### Job
Produce an exact copy of all the data below, dropping every image.

Dataset items
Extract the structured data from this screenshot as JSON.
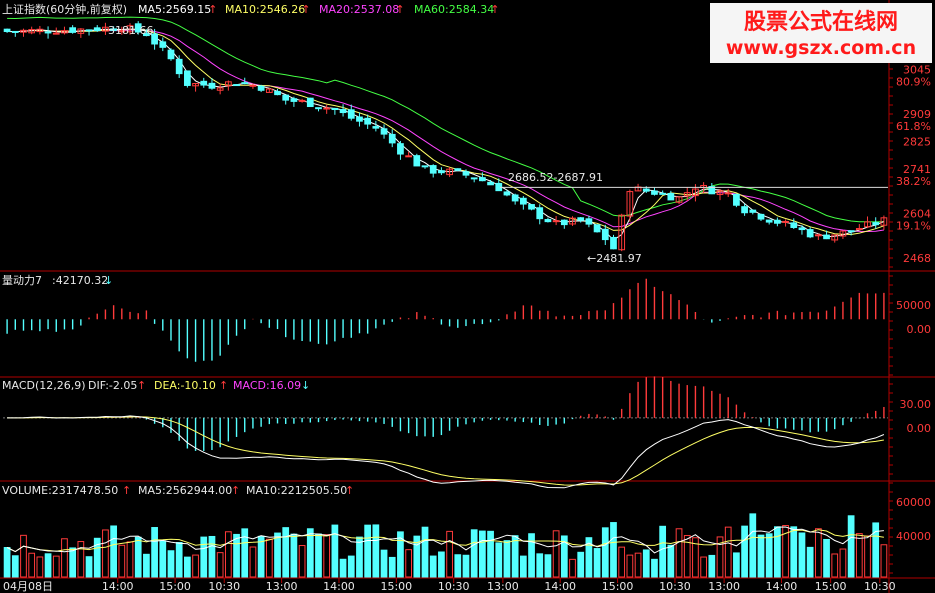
{
  "colors": {
    "up": "#ff3b3b",
    "down": "#54ffff",
    "frame": "#b00000",
    "text": "#e8e8e8",
    "ma5": "#ffffff",
    "ma10": "#ffff66",
    "ma20": "#ff44ff",
    "ma60": "#44ff44",
    "watermark_bg": "#f5f5f5",
    "watermark_red": "#ff1a1a"
  },
  "watermark": {
    "line1": "股票公式在线网",
    "line2": "www.gszx.com.cn"
  },
  "price_panel": {
    "title": "上证指数(60分钟,前复权)",
    "legend": [
      {
        "key": "ma5",
        "text": "MA5:2569.15",
        "arrow": "↑"
      },
      {
        "key": "ma10",
        "text": "MA10:2546.26",
        "arrow": "↑"
      },
      {
        "key": "ma20",
        "text": "MA20:2537.08",
        "arrow": "↑"
      },
      {
        "key": "ma60",
        "text": "MA60:2584.34",
        "arrow": "↑"
      }
    ],
    "y_ticks": [
      {
        "v": 3045,
        "label": "3045",
        "pct": "80.9%"
      },
      {
        "v": 2909,
        "label": "2909",
        "pct": "61.8%"
      },
      {
        "v": 2825,
        "label": "2825"
      },
      {
        "v": 2741,
        "label": "2741",
        "pct": "38.2%"
      },
      {
        "v": 2604,
        "label": "2604",
        "pct": "19.1%"
      },
      {
        "v": 2468,
        "label": "2468"
      }
    ],
    "annotations": {
      "high_label": "3181.66",
      "high_value": 3181.66,
      "range_label": "2686.52-2687.91",
      "range_value": 2687,
      "low_label": "←2481.97",
      "low_value": 2481.97
    }
  },
  "momentum_panel": {
    "title": "量动力7",
    "value": ":42170.32",
    "arrow": "↓",
    "y_ticks": [
      "50000",
      "0.00"
    ]
  },
  "macd_panel": {
    "title": "MACD(12,26,9)",
    "dif": "DIF:-2.05",
    "dea": "DEA:-10.10",
    "macd": "MACD:16.09",
    "arrow": "↑",
    "arrow_down": "↓",
    "y_ticks": [
      "30.00",
      "0.00"
    ]
  },
  "volume_panel": {
    "title": "VOLUME:2317478.50",
    "ma5": "MA5:2562944.00",
    "ma10": "MA10:2212505.50",
    "arrow": "↑",
    "y_ticks": [
      "60000",
      "40000"
    ]
  },
  "x_axis": {
    "date": "04月08日",
    "ticks": [
      "14:00",
      "15:00",
      "10:30",
      "13:00",
      "14:00",
      "15:00",
      "10:30",
      "13:00",
      "14:00",
      "15:00",
      "10:30",
      "13:00",
      "14:00",
      "15:00",
      "10:30"
    ]
  },
  "chart_data": {
    "type": "candlestick",
    "title": "上证指数(60分钟,前复权)",
    "bars": 108,
    "close_path_keypoints": [
      [
        0,
        3165
      ],
      [
        8,
        3170
      ],
      [
        14,
        3178
      ],
      [
        17,
        3158
      ],
      [
        20,
        3080
      ],
      [
        22,
        3005
      ],
      [
        25,
        3000
      ],
      [
        28,
        3010
      ],
      [
        31,
        2995
      ],
      [
        34,
        2955
      ],
      [
        37,
        2945
      ],
      [
        40,
        2925
      ],
      [
        42,
        2900
      ],
      [
        45,
        2870
      ],
      [
        48,
        2800
      ],
      [
        51,
        2740
      ],
      [
        54,
        2735
      ],
      [
        57,
        2720
      ],
      [
        60,
        2686
      ],
      [
        62,
        2640
      ],
      [
        65,
        2600
      ],
      [
        67,
        2575
      ],
      [
        70,
        2585
      ],
      [
        73,
        2530
      ],
      [
        74,
        2500
      ],
      [
        76,
        2685
      ],
      [
        79,
        2672
      ],
      [
        82,
        2655
      ],
      [
        84,
        2690
      ],
      [
        88,
        2668
      ],
      [
        90,
        2620
      ],
      [
        93,
        2590
      ],
      [
        96,
        2565
      ],
      [
        99,
        2535
      ],
      [
        102,
        2548
      ],
      [
        105,
        2570
      ],
      [
        107,
        2585
      ]
    ],
    "price_range": [
      2440,
      3200
    ],
    "momentum_range": [
      -90000,
      75000
    ],
    "macd_range": [
      -70,
      45
    ],
    "volume_range": [
      0,
      75000
    ]
  }
}
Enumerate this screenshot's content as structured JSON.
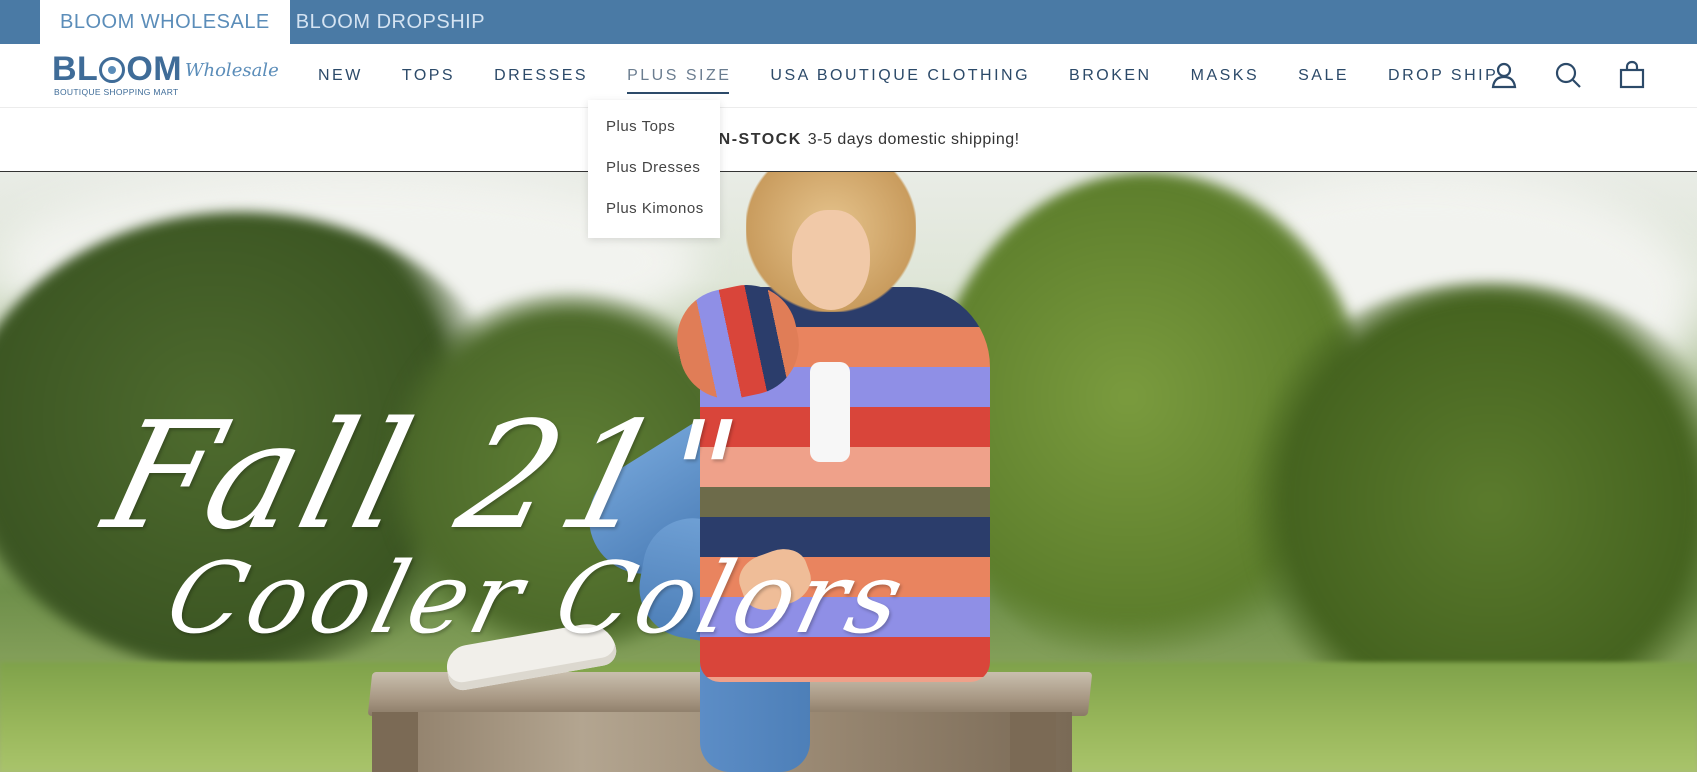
{
  "topbar": {
    "tabs": [
      {
        "label": "BLOOM WHOLESALE",
        "active": true
      },
      {
        "label": "BLOOM DROPSHIP",
        "active": false
      }
    ]
  },
  "logo": {
    "main_left": "BL",
    "main_right": "OM",
    "script": "Wholesale",
    "sub": "BOUTIQUE SHOPPING MART"
  },
  "nav": {
    "items": [
      {
        "label": "NEW"
      },
      {
        "label": "TOPS"
      },
      {
        "label": "DRESSES"
      },
      {
        "label": "PLUS SIZE",
        "active": true
      },
      {
        "label": "USA BOUTIQUE CLOTHING"
      },
      {
        "label": "BROKEN"
      },
      {
        "label": "MASKS"
      },
      {
        "label": "SALE"
      },
      {
        "label": "DROP SHIP"
      }
    ]
  },
  "header_icons": [
    "account-icon",
    "search-icon",
    "cart-icon"
  ],
  "announcement": {
    "strong": "ITE IN-STOCK",
    "text": "3-5 days domestic shipping!"
  },
  "dropdown": {
    "items": [
      {
        "label": "Plus Tops"
      },
      {
        "label": "Plus Dresses"
      },
      {
        "label": "Plus Kimonos"
      }
    ]
  },
  "hero": {
    "line1": "Fall 21\"",
    "line2": "Cooler Colors"
  },
  "colors": {
    "topbar_bg": "#4a7aa5",
    "brand": "#3f6c98",
    "nav_text": "#2c4a69"
  }
}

### Final result
Extract the structured data from this screenshot as JSON.
{
  "colors": {
    "up": "#ff3b3b",
    "down": "#54ffff",
    "frame": "#b00000",
    "text": "#e8e8e8",
    "ma5": "#ffffff",
    "ma10": "#ffff66",
    "ma20": "#ff44ff",
    "ma60": "#44ff44",
    "watermark_bg": "#f5f5f5",
    "watermark_red": "#ff1a1a"
  },
  "watermark": {
    "line1": "股票公式在线网",
    "line2": "www.gszx.com.cn"
  },
  "price_panel": {
    "title": "上证指数(60分钟,前复权)",
    "legend": [
      {
        "key": "ma5",
        "text": "MA5:2569.15",
        "arrow": "↑"
      },
      {
        "key": "ma10",
        "text": "MA10:2546.26",
        "arrow": "↑"
      },
      {
        "key": "ma20",
        "text": "MA20:2537.08",
        "arrow": "↑"
      },
      {
        "key": "ma60",
        "text": "MA60:2584.34",
        "arrow": "↑"
      }
    ],
    "y_ticks": [
      {
        "v": 3045,
        "label": "3045",
        "pct": "80.9%"
      },
      {
        "v": 2909,
        "label": "2909",
        "pct": "61.8%"
      },
      {
        "v": 2825,
        "label": "2825"
      },
      {
        "v": 2741,
        "label": "2741",
        "pct": "38.2%"
      },
      {
        "v": 2604,
        "label": "2604",
        "pct": "19.1%"
      },
      {
        "v": 2468,
        "label": "2468"
      }
    ],
    "annotations": {
      "high_label": "3181.66",
      "high_value": 3181.66,
      "range_label": "2686.52-2687.91",
      "range_value": 2687,
      "low_label": "←2481.97",
      "low_value": 2481.97
    }
  },
  "momentum_panel": {
    "title": "量动力7",
    "value": ":42170.32",
    "arrow": "↓",
    "y_ticks": [
      "50000",
      "0.00"
    ]
  },
  "macd_panel": {
    "title": "MACD(12,26,9)",
    "dif": "DIF:-2.05",
    "dea": "DEA:-10.10",
    "macd": "MACD:16.09",
    "arrow": "↑",
    "arrow_down": "↓",
    "y_ticks": [
      "30.00",
      "0.00"
    ]
  },
  "volume_panel": {
    "title": "VOLUME:2317478.50",
    "ma5": "MA5:2562944.00",
    "ma10": "MA10:2212505.50",
    "arrow": "↑",
    "y_ticks": [
      "60000",
      "40000"
    ]
  },
  "x_axis": {
    "date": "04月08日",
    "ticks": [
      "14:00",
      "15:00",
      "10:30",
      "13:00",
      "14:00",
      "15:00",
      "10:30",
      "13:00",
      "14:00",
      "15:00",
      "10:30",
      "13:00",
      "14:00",
      "15:00",
      "10:30"
    ]
  },
  "chart_data": {
    "type": "candlestick",
    "title": "上证指数(60分钟,前复权)",
    "bars": 108,
    "close_path_keypoints": [
      [
        0,
        3165
      ],
      [
        8,
        3170
      ],
      [
        14,
        3178
      ],
      [
        17,
        3158
      ],
      [
        20,
        3080
      ],
      [
        22,
        3005
      ],
      [
        25,
        3000
      ],
      [
        28,
        3010
      ],
      [
        31,
        2995
      ],
      [
        34,
        2955
      ],
      [
        37,
        2945
      ],
      [
        40,
        2925
      ],
      [
        42,
        2900
      ],
      [
        45,
        2870
      ],
      [
        48,
        2800
      ],
      [
        51,
        2740
      ],
      [
        54,
        2735
      ],
      [
        57,
        2720
      ],
      [
        60,
        2686
      ],
      [
        62,
        2640
      ],
      [
        65,
        2600
      ],
      [
        67,
        2575
      ],
      [
        70,
        2585
      ],
      [
        73,
        2530
      ],
      [
        74,
        2500
      ],
      [
        76,
        2685
      ],
      [
        79,
        2672
      ],
      [
        82,
        2655
      ],
      [
        84,
        2690
      ],
      [
        88,
        2668
      ],
      [
        90,
        2620
      ],
      [
        93,
        2590
      ],
      [
        96,
        2565
      ],
      [
        99,
        2535
      ],
      [
        102,
        2548
      ],
      [
        105,
        2570
      ],
      [
        107,
        2585
      ]
    ],
    "price_range": [
      2440,
      3200
    ],
    "momentum_range": [
      -90000,
      75000
    ],
    "macd_range": [
      -70,
      45
    ],
    "volume_range": [
      0,
      75000
    ]
  }
}
Enumerate this screenshot's content as structured JSON.
{
  "topbar": {
    "tabs": [
      {
        "label": "BLOOM WHOLESALE",
        "active": true
      },
      {
        "label": "BLOOM DROPSHIP",
        "active": false
      }
    ]
  },
  "logo": {
    "main_left": "BL",
    "main_right": "OM",
    "script": "Wholesale",
    "sub": "BOUTIQUE SHOPPING MART"
  },
  "nav": {
    "items": [
      {
        "label": "NEW"
      },
      {
        "label": "TOPS"
      },
      {
        "label": "DRESSES"
      },
      {
        "label": "PLUS SIZE",
        "active": true
      },
      {
        "label": "USA BOUTIQUE CLOTHING"
      },
      {
        "label": "BROKEN"
      },
      {
        "label": "MASKS"
      },
      {
        "label": "SALE"
      },
      {
        "label": "DROP SHIP"
      }
    ]
  },
  "header_icons": [
    "account-icon",
    "search-icon",
    "cart-icon"
  ],
  "announcement": {
    "strong": "ITE IN-STOCK",
    "text": "3-5 days domestic shipping!"
  },
  "dropdown": {
    "items": [
      {
        "label": "Plus Tops"
      },
      {
        "label": "Plus Dresses"
      },
      {
        "label": "Plus Kimonos"
      }
    ]
  },
  "hero": {
    "line1": "Fall 21\"",
    "line2": "Cooler Colors"
  },
  "colors": {
    "topbar_bg": "#4a7aa5",
    "brand": "#3f6c98",
    "nav_text": "#2c4a69"
  }
}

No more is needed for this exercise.